- [What is required]:
In the data that follows, count each line holding the string "Assisted"; answer with the number only.

- [Exercise materials]:
— Start —

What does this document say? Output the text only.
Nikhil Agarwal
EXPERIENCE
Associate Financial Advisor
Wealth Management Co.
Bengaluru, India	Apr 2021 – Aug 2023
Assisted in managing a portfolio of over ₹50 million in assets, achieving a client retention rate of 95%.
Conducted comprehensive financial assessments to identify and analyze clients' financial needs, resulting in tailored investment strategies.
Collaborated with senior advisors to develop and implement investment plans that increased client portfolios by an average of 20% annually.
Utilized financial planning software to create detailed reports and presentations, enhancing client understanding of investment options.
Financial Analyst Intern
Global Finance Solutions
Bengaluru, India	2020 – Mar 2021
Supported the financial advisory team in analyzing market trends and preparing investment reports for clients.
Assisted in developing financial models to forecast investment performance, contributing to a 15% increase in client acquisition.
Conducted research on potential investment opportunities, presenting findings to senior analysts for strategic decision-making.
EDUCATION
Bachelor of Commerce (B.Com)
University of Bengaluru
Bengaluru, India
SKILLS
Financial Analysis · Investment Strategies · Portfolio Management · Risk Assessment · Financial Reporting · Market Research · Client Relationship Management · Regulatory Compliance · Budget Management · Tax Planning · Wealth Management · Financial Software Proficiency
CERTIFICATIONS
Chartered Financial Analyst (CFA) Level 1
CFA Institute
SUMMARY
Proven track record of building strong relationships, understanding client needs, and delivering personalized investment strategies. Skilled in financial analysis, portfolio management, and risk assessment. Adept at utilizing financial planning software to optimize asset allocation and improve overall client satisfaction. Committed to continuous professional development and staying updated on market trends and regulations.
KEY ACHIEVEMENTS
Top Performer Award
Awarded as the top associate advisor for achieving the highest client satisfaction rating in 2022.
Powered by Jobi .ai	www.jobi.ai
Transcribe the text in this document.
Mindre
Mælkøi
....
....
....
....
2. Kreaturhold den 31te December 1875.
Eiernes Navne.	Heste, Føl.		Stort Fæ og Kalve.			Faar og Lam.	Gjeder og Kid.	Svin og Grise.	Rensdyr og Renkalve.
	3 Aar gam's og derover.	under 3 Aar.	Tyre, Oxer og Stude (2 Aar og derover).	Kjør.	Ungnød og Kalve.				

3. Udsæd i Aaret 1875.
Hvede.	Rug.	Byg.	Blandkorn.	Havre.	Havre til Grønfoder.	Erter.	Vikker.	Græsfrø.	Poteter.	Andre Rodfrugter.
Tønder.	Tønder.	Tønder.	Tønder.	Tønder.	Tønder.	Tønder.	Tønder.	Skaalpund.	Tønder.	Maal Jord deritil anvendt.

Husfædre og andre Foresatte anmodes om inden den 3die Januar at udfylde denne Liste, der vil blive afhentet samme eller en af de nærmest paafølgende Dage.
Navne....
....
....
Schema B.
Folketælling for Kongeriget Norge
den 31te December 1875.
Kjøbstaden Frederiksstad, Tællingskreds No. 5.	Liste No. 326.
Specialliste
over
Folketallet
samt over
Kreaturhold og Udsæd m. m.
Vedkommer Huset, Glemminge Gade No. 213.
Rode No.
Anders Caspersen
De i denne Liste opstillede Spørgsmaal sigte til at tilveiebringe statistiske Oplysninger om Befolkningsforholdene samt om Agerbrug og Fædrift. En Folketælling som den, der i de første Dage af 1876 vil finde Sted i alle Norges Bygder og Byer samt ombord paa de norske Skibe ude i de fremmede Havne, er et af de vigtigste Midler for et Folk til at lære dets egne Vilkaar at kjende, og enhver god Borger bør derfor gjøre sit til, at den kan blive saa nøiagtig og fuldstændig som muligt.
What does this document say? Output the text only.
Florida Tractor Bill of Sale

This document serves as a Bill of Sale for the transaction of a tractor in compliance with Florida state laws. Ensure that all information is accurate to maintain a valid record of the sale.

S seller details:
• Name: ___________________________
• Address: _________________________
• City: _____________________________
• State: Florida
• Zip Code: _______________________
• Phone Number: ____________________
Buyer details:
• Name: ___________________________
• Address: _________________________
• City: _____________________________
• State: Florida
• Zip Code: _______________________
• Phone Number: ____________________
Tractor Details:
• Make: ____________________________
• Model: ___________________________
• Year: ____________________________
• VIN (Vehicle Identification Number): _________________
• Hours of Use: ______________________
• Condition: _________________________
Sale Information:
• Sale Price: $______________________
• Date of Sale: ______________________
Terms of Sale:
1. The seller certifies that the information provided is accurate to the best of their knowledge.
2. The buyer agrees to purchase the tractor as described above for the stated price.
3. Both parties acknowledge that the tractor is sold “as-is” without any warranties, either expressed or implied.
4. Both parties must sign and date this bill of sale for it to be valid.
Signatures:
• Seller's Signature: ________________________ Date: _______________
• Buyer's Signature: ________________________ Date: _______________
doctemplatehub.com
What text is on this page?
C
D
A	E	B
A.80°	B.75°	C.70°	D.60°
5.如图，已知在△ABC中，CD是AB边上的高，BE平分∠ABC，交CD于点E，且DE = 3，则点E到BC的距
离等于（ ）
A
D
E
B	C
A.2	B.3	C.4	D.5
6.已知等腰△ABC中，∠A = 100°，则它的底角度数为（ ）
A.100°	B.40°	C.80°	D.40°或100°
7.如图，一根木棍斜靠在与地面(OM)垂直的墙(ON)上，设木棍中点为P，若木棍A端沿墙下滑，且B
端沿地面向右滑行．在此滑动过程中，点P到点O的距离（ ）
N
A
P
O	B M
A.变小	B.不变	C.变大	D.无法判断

— End —

- [Output for this exercise]:
2